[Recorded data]
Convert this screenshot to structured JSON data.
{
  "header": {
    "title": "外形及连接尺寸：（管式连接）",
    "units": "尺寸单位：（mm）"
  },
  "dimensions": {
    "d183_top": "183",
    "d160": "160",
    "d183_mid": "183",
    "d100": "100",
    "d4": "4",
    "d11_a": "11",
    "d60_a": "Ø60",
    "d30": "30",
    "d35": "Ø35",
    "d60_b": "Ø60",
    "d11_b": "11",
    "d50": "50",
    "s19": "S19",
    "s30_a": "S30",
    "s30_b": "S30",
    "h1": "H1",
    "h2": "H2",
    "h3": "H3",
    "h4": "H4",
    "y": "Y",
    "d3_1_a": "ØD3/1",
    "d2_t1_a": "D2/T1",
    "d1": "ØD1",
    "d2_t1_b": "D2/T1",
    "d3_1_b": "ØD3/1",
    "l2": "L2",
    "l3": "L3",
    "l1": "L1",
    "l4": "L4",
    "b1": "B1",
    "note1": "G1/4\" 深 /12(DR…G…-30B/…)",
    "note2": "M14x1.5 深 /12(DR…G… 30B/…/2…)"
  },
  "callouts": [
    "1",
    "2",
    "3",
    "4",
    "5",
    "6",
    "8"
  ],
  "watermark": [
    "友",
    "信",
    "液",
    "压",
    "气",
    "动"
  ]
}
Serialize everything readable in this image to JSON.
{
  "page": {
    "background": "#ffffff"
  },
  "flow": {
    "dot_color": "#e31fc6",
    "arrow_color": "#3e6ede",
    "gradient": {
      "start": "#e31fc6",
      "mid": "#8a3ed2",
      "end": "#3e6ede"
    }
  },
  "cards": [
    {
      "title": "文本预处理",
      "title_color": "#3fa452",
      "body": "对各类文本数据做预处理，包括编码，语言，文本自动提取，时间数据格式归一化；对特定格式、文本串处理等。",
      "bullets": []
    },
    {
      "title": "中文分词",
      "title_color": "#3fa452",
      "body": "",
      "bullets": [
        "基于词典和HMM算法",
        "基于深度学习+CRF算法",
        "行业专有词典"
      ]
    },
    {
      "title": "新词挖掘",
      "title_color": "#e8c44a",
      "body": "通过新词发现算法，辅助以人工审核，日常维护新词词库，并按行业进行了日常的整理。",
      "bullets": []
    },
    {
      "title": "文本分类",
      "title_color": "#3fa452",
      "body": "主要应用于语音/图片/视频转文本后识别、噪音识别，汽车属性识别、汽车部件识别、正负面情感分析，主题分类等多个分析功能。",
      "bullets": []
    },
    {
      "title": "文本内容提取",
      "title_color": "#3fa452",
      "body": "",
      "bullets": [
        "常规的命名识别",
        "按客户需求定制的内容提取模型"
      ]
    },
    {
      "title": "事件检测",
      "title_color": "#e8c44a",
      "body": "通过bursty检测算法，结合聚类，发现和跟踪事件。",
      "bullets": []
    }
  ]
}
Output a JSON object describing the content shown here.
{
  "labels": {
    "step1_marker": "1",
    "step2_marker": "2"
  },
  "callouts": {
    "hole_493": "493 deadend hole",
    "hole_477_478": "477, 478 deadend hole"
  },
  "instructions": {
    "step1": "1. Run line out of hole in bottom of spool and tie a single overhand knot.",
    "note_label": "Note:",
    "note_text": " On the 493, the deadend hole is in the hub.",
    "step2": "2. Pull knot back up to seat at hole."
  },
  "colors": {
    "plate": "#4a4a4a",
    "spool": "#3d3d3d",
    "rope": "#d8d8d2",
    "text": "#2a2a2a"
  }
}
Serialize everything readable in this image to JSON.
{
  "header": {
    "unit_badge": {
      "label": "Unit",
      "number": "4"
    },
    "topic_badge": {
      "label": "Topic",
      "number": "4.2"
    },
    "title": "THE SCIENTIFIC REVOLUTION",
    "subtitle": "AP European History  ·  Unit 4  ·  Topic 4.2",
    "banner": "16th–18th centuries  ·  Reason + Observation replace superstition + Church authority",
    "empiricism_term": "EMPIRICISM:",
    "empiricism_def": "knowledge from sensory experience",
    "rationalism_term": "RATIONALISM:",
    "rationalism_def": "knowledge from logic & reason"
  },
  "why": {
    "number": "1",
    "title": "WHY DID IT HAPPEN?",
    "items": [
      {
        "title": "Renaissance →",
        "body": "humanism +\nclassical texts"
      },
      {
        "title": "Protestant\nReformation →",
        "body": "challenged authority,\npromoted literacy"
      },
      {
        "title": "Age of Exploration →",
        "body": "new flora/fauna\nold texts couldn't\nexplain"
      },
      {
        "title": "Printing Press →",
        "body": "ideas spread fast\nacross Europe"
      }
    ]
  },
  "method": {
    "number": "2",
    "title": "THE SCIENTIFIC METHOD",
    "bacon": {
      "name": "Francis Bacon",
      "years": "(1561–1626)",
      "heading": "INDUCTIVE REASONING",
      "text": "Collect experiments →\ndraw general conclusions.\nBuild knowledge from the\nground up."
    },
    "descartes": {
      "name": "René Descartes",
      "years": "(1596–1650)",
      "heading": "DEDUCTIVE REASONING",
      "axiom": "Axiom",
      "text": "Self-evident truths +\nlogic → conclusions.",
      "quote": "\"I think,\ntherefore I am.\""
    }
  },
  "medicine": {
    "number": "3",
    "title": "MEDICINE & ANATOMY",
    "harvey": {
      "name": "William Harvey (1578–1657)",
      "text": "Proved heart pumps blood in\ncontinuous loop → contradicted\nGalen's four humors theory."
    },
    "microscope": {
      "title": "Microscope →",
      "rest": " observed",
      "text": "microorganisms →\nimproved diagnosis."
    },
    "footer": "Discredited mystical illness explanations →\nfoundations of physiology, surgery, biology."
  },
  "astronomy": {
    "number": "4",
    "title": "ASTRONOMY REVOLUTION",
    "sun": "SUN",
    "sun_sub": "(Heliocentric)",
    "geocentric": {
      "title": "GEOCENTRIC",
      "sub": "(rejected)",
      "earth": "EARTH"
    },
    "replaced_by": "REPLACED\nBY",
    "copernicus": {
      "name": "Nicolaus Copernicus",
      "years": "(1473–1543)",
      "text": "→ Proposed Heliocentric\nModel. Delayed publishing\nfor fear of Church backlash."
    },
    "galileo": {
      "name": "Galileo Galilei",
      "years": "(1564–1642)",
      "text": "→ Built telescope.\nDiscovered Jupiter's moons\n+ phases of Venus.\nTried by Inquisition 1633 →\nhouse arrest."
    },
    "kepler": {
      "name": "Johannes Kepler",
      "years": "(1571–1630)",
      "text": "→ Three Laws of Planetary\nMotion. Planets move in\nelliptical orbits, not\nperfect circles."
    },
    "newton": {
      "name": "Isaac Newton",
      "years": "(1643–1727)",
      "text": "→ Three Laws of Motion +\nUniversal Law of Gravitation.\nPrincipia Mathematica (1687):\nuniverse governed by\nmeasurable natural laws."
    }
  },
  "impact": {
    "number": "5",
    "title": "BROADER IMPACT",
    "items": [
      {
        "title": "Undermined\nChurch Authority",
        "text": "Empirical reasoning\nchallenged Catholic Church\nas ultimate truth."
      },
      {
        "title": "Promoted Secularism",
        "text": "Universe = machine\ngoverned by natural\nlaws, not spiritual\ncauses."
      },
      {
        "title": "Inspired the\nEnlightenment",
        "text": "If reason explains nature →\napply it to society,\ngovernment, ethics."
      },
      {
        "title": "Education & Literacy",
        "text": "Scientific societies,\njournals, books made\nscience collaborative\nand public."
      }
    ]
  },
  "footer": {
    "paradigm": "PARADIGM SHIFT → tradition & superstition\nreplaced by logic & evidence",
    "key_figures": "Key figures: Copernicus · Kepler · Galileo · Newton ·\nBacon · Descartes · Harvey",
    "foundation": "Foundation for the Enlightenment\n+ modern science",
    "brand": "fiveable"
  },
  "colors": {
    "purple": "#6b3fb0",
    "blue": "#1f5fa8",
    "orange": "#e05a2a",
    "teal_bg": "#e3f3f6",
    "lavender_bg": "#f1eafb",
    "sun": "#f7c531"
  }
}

### Exercise
Of the lines in the listing, how many hold the word "Three"? Nothing but the number is needed.

### Exercise answer
2